> [Raw records]
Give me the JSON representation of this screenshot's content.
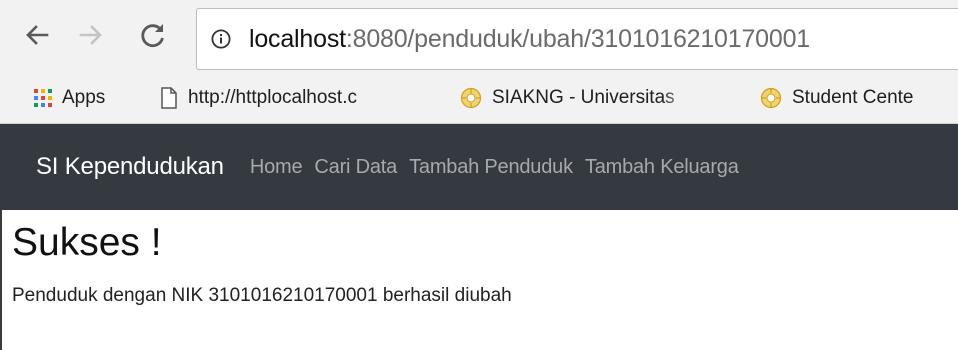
{
  "browser": {
    "url": {
      "host": "localhost",
      "rest": ":8080/penduduk/ubah/3101016210170001"
    },
    "bookmarks": [
      {
        "label": "Apps",
        "icon": "apps-grid-icon"
      },
      {
        "label": "http://httplocalhost.c",
        "icon": "page-icon"
      },
      {
        "label": "SIAKNG - Universitas",
        "icon": "ui-logo-icon"
      },
      {
        "label": "Student Cente",
        "icon": "ui-logo-icon"
      }
    ],
    "icons": {
      "back": "back-arrow-icon",
      "forward": "forward-arrow-icon",
      "reload": "reload-icon",
      "site_info": "info-icon"
    }
  },
  "navbar": {
    "brand": "SI Kependudukan",
    "links": [
      "Home",
      "Cari Data",
      "Tambah Penduduk",
      "Tambah Keluarga"
    ],
    "background": "#343a40",
    "link_color": "#a6a9ad"
  },
  "content": {
    "title": "Sukses !",
    "message": "Penduduk dengan NIK 3101016210170001 berhasil diubah"
  }
}
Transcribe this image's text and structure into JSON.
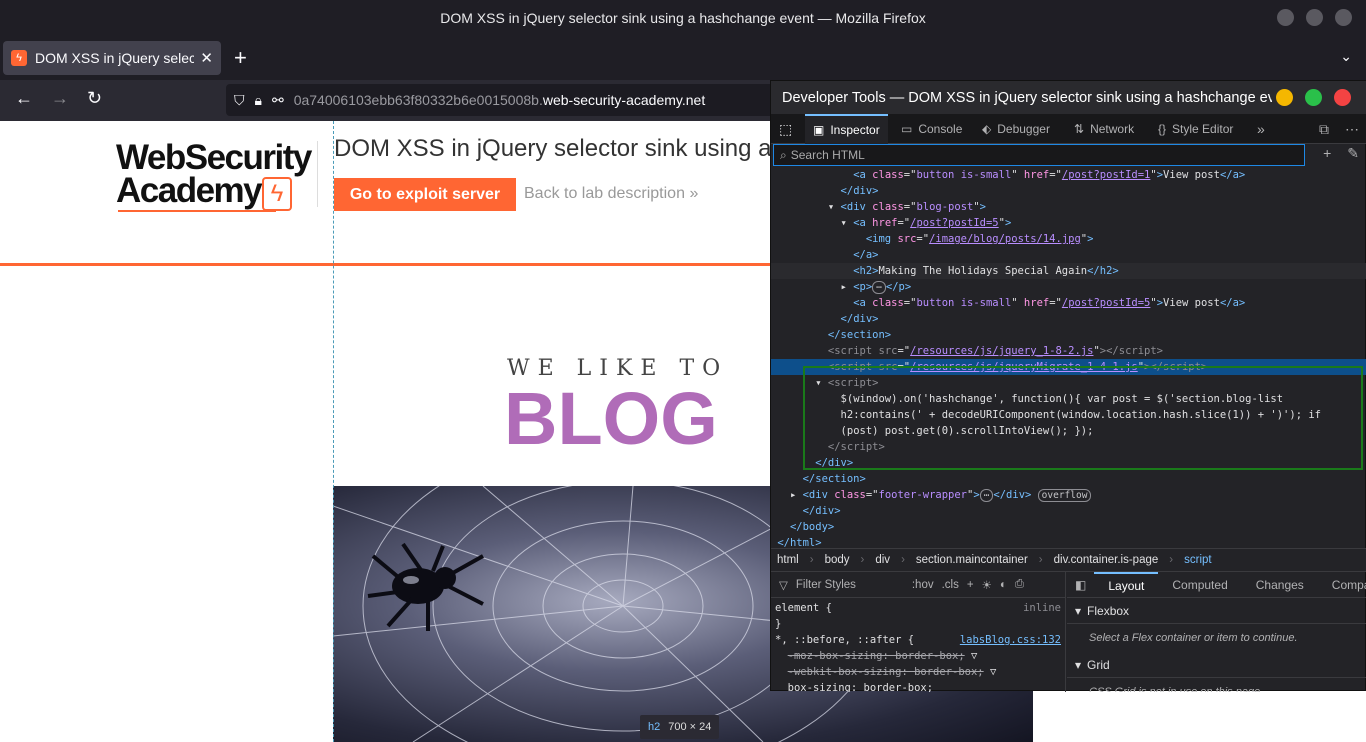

> [Your goal] Repeat the material above verbatim. Leave the pictures behind.

> [Result for this task]
Give me the JSON representation of this screenshot's content.
{
  "browser": {
    "url": {
      "host": "localhost",
      "rest": ":8080/penduduk/ubah/3101016210170001"
    },
    "bookmarks": [
      {
        "label": "Apps",
        "icon": "apps-grid-icon"
      },
      {
        "label": "http://httplocalhost.c",
        "icon": "page-icon"
      },
      {
        "label": "SIAKNG - Universitas",
        "icon": "ui-logo-icon"
      },
      {
        "label": "Student Cente",
        "icon": "ui-logo-icon"
      }
    ],
    "icons": {
      "back": "back-arrow-icon",
      "forward": "forward-arrow-icon",
      "reload": "reload-icon",
      "site_info": "info-icon"
    }
  },
  "navbar": {
    "brand": "SI Kependudukan",
    "links": [
      "Home",
      "Cari Data",
      "Tambah Penduduk",
      "Tambah Keluarga"
    ],
    "background": "#343a40",
    "link_color": "#a6a9ad"
  },
  "content": {
    "title": "Sukses !",
    "message": "Penduduk dengan NIK 3101016210170001 berhasil diubah"
  }
}
Transcribe this image's text and structure into JSON.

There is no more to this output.